# Start of Input data

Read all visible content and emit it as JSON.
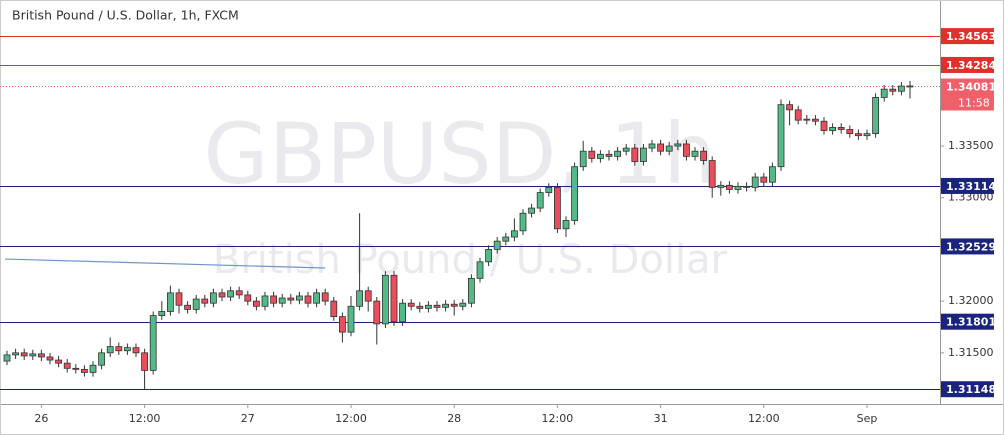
{
  "chart_data": {
    "type": "candlestick",
    "title": "British Pound / U.S. Dollar, 1h, FXCM",
    "watermark": "GBPUSD, 1h",
    "watermark_subtitle": "British Pound / U.S. Dollar",
    "up_color": "#53b987",
    "down_color": "#eb4d5c",
    "categories": [
      null,
      null,
      null,
      null,
      "26",
      null,
      null,
      null,
      null,
      null,
      null,
      null,
      null,
      null,
      null,
      null,
      "12:00",
      null,
      null,
      null,
      null,
      null,
      null,
      null,
      null,
      null,
      null,
      null,
      "27",
      null,
      null,
      null,
      null,
      null,
      null,
      null,
      null,
      null,
      null,
      null,
      "12:00",
      null,
      null,
      null,
      null,
      null,
      null,
      null,
      null,
      null,
      null,
      null,
      "28",
      null,
      null,
      null,
      null,
      null,
      null,
      null,
      null,
      null,
      null,
      null,
      "12:00",
      null,
      null,
      null,
      null,
      null,
      null,
      null,
      null,
      null,
      null,
      null,
      "31",
      null,
      null,
      null,
      null,
      null,
      null,
      null,
      null,
      null,
      null,
      null,
      "12:00",
      null,
      null,
      null,
      null,
      null,
      null,
      null,
      null,
      null,
      null,
      null,
      "Sep",
      null,
      null,
      null,
      null,
      null
    ],
    "open": [
      1.3142,
      1.3148,
      1.315,
      1.3147,
      1.3149,
      1.3146,
      1.3143,
      1.314,
      1.3135,
      1.3134,
      1.3131,
      1.3138,
      1.315,
      1.3156,
      1.3152,
      1.3155,
      1.315,
      1.3133,
      1.3186,
      1.319,
      1.3208,
      1.3196,
      1.3192,
      1.3202,
      1.3198,
      1.3208,
      1.3204,
      1.321,
      1.3206,
      1.32,
      1.3195,
      1.3205,
      1.3198,
      1.3203,
      1.3201,
      1.3205,
      1.3198,
      1.3208,
      1.32,
      1.3185,
      1.317,
      1.3195,
      1.321,
      1.32,
      1.3178,
      1.3225,
      1.318,
      1.3198,
      1.3195,
      1.3193,
      1.3196,
      1.3194,
      1.3197,
      1.3195,
      1.3198,
      1.3222,
      1.3238,
      1.325,
      1.3258,
      1.3262,
      1.3268,
      1.3285,
      1.329,
      1.3305,
      1.331,
      1.327,
      1.3278,
      1.333,
      1.3345,
      1.3338,
      1.3342,
      1.334,
      1.3345,
      1.3348,
      1.3335,
      1.3348,
      1.3352,
      1.3345,
      1.335,
      1.3352,
      1.334,
      1.3345,
      1.3336,
      1.331,
      1.3312,
      1.3308,
      1.3311,
      1.331,
      1.332,
      1.3315,
      1.333,
      1.339,
      1.3385,
      1.3375,
      1.3376,
      1.3374,
      1.3365,
      1.3368,
      1.3366,
      1.3362,
      1.336,
      1.3362,
      1.3397,
      1.3405,
      1.3403,
      1.3408
    ],
    "high": [
      1.3152,
      1.3154,
      1.3154,
      1.3153,
      1.3153,
      1.315,
      1.3147,
      1.3144,
      1.3139,
      1.3138,
      1.3142,
      1.3154,
      1.3165,
      1.316,
      1.3159,
      1.3159,
      1.3154,
      1.319,
      1.32,
      1.3215,
      1.3212,
      1.32,
      1.3206,
      1.3206,
      1.3212,
      1.3212,
      1.3214,
      1.3214,
      1.321,
      1.3204,
      1.3209,
      1.3209,
      1.3207,
      1.3207,
      1.3209,
      1.3209,
      1.3212,
      1.3212,
      1.3204,
      1.3189,
      1.3205,
      1.3285,
      1.3214,
      1.3204,
      1.3229,
      1.3229,
      1.3202,
      1.3202,
      1.3199,
      1.32,
      1.32,
      1.3201,
      1.3201,
      1.3202,
      1.3226,
      1.3242,
      1.3254,
      1.3262,
      1.3266,
      1.328,
      1.3289,
      1.3294,
      1.3309,
      1.3314,
      1.3314,
      1.3282,
      1.3334,
      1.3355,
      1.3349,
      1.3346,
      1.3346,
      1.3349,
      1.3352,
      1.3352,
      1.3352,
      1.3356,
      1.3356,
      1.3354,
      1.3356,
      1.3356,
      1.3349,
      1.3349,
      1.334,
      1.3316,
      1.3316,
      1.3315,
      1.3315,
      1.3324,
      1.3324,
      1.3334,
      1.3395,
      1.3394,
      1.3389,
      1.338,
      1.338,
      1.3378,
      1.3372,
      1.3372,
      1.337,
      1.3366,
      1.3366,
      1.3401,
      1.3409,
      1.3409,
      1.3412,
      1.3413
    ],
    "low": [
      1.3138,
      1.3144,
      1.3143,
      1.3143,
      1.3142,
      1.3139,
      1.3136,
      1.3131,
      1.313,
      1.3127,
      1.3127,
      1.3134,
      1.3146,
      1.3148,
      1.3148,
      1.3146,
      1.3115,
      1.3129,
      1.3182,
      1.3186,
      1.3188,
      1.3188,
      1.3188,
      1.3194,
      1.3194,
      1.32,
      1.32,
      1.3202,
      1.3196,
      1.3191,
      1.3191,
      1.3194,
      1.3194,
      1.3197,
      1.3197,
      1.3194,
      1.3194,
      1.3196,
      1.3181,
      1.316,
      1.3166,
      1.3191,
      1.319,
      1.3158,
      1.3174,
      1.3176,
      1.3176,
      1.3191,
      1.3189,
      1.3189,
      1.319,
      1.319,
      1.3186,
      1.3191,
      1.3194,
      1.3218,
      1.3234,
      1.3246,
      1.3254,
      1.3258,
      1.3264,
      1.3281,
      1.3286,
      1.3301,
      1.3266,
      1.3262,
      1.3274,
      1.3326,
      1.3334,
      1.3334,
      1.3336,
      1.3336,
      1.3341,
      1.3331,
      1.3331,
      1.3344,
      1.3341,
      1.3341,
      1.3346,
      1.3336,
      1.3336,
      1.3332,
      1.33,
      1.3302,
      1.3304,
      1.3304,
      1.3306,
      1.3306,
      1.3311,
      1.3311,
      1.3326,
      1.337,
      1.3371,
      1.3371,
      1.337,
      1.3361,
      1.3361,
      1.3362,
      1.3358,
      1.3356,
      1.3356,
      1.3358,
      1.3393,
      1.3399,
      1.3399,
      1.3396
    ],
    "close": [
      1.3148,
      1.315,
      1.3147,
      1.3149,
      1.3146,
      1.3143,
      1.314,
      1.3135,
      1.3134,
      1.3131,
      1.3138,
      1.315,
      1.3156,
      1.3152,
      1.3155,
      1.315,
      1.3133,
      1.3186,
      1.319,
      1.3208,
      1.3196,
      1.3192,
      1.3202,
      1.3198,
      1.3208,
      1.3204,
      1.321,
      1.3206,
      1.32,
      1.3195,
      1.3205,
      1.3198,
      1.3203,
      1.3201,
      1.3205,
      1.3198,
      1.3208,
      1.32,
      1.3185,
      1.317,
      1.3195,
      1.321,
      1.32,
      1.3178,
      1.3225,
      1.318,
      1.3198,
      1.3195,
      1.3193,
      1.3196,
      1.3194,
      1.3197,
      1.3195,
      1.3198,
      1.3222,
      1.3238,
      1.325,
      1.3258,
      1.3262,
      1.3268,
      1.3285,
      1.329,
      1.3305,
      1.331,
      1.327,
      1.3278,
      1.333,
      1.3345,
      1.3338,
      1.3342,
      1.334,
      1.3345,
      1.3348,
      1.3335,
      1.3348,
      1.3352,
      1.3345,
      1.335,
      1.3352,
      1.334,
      1.3345,
      1.3336,
      1.331,
      1.3312,
      1.3308,
      1.3311,
      1.331,
      1.332,
      1.3315,
      1.333,
      1.339,
      1.3385,
      1.3375,
      1.3376,
      1.3374,
      1.3365,
      1.3368,
      1.3366,
      1.3362,
      1.336,
      1.3362,
      1.3397,
      1.3405,
      1.3403,
      1.3408,
      1.34081
    ],
    "ylim": [
      1.31005,
      1.34864
    ],
    "yticks": [
      {
        "value": 1.315,
        "label": "1.31500"
      },
      {
        "value": 1.32,
        "label": "1.32000"
      },
      {
        "value": 1.33,
        "label": "1.33000"
      },
      {
        "value": 1.335,
        "label": "1.33500"
      }
    ],
    "levels": [
      {
        "value": 1.34563,
        "color": "#e0302a"
      },
      {
        "value": 1.34284,
        "color": "#e0302a"
      },
      {
        "value": 1.33114,
        "color": "#1a237e"
      },
      {
        "value": 1.32529,
        "color": "#1a237e"
      },
      {
        "value": 1.31801,
        "color": "#1a237e"
      },
      {
        "value": 1.31148,
        "color": "#1a237e"
      }
    ],
    "last_price": {
      "value": 1.34081,
      "countdown": "11:58",
      "color": "#f0606a"
    },
    "trendline": {
      "x": [
        0,
        37
      ],
      "y": [
        1.32407,
        1.3232
      ],
      "color": "#6f95c8"
    }
  }
}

# End of Input data

### Exercise
Show every line from the entries above in which "label" appears.

### Task response
        "label": "1.31500"
        "label": "1.32000"
        "label": "1.33000"
        "label": "1.33500"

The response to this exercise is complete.